The task » The data below should be printed in full, exactly, and without any of its images.

<<<<

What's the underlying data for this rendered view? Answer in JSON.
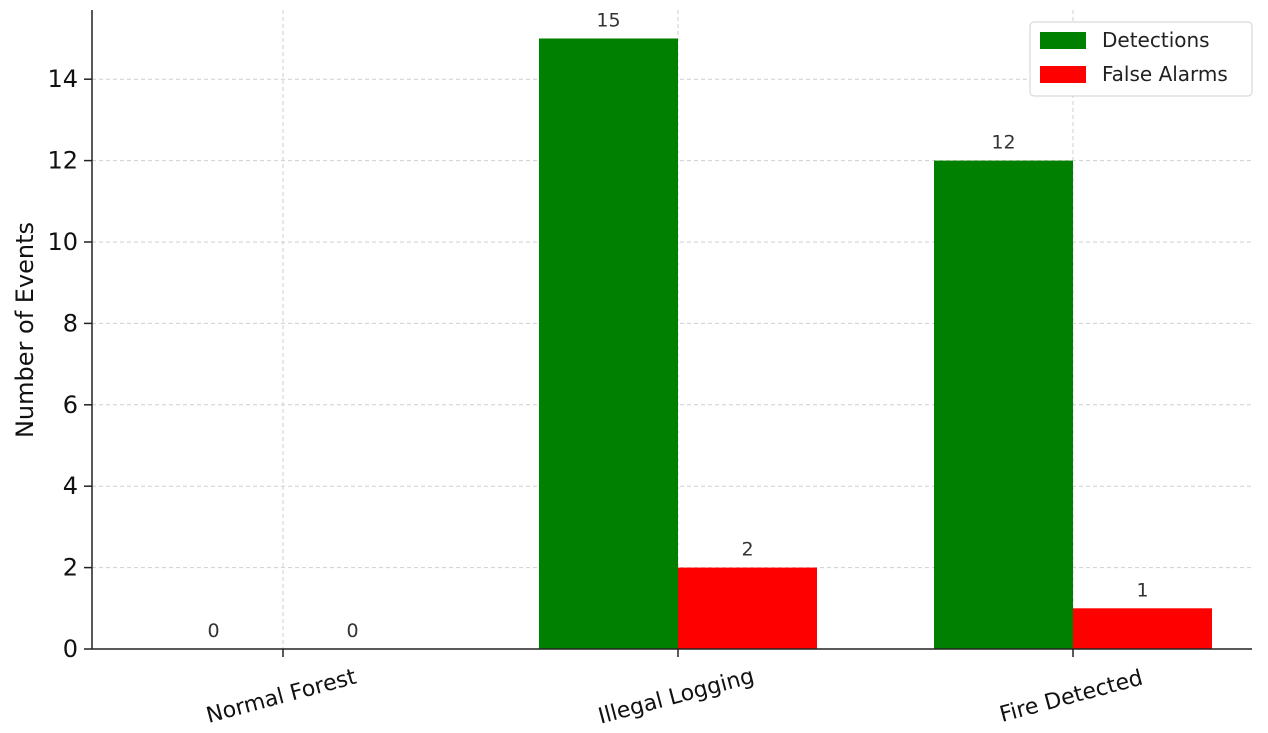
{
  "chart_data": {
    "type": "bar",
    "title": "",
    "xlabel": "",
    "ylabel": "Number of Events",
    "categories": [
      "Normal Forest",
      "Illegal Logging",
      "Fire Detected"
    ],
    "series": [
      {
        "name": "Detections",
        "color": "#008000",
        "values": [
          0,
          15,
          12
        ]
      },
      {
        "name": "False Alarms",
        "color": "#ff0000",
        "values": [
          0,
          2,
          1
        ]
      }
    ],
    "yticks": [
      0,
      2,
      4,
      6,
      8,
      10,
      12,
      14
    ],
    "ylim": [
      0,
      15.7
    ],
    "grid": true,
    "legend_position": "top-right"
  }
}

>>>>

Reply »
What's the underlying data for this rendered view? Answer in JSON.
{
  "chart_data": {
    "type": "bar",
    "title": "",
    "xlabel": "",
    "ylabel": "Number of Events",
    "categories": [
      "Normal Forest",
      "Illegal Logging",
      "Fire Detected"
    ],
    "series": [
      {
        "name": "Detections",
        "color": "#008000",
        "values": [
          0,
          15,
          12
        ]
      },
      {
        "name": "False Alarms",
        "color": "#ff0000",
        "values": [
          0,
          2,
          1
        ]
      }
    ],
    "yticks": [
      0,
      2,
      4,
      6,
      8,
      10,
      12,
      14
    ],
    "ylim": [
      0,
      15.7
    ],
    "grid": true,
    "legend_position": "top-right"
  }
}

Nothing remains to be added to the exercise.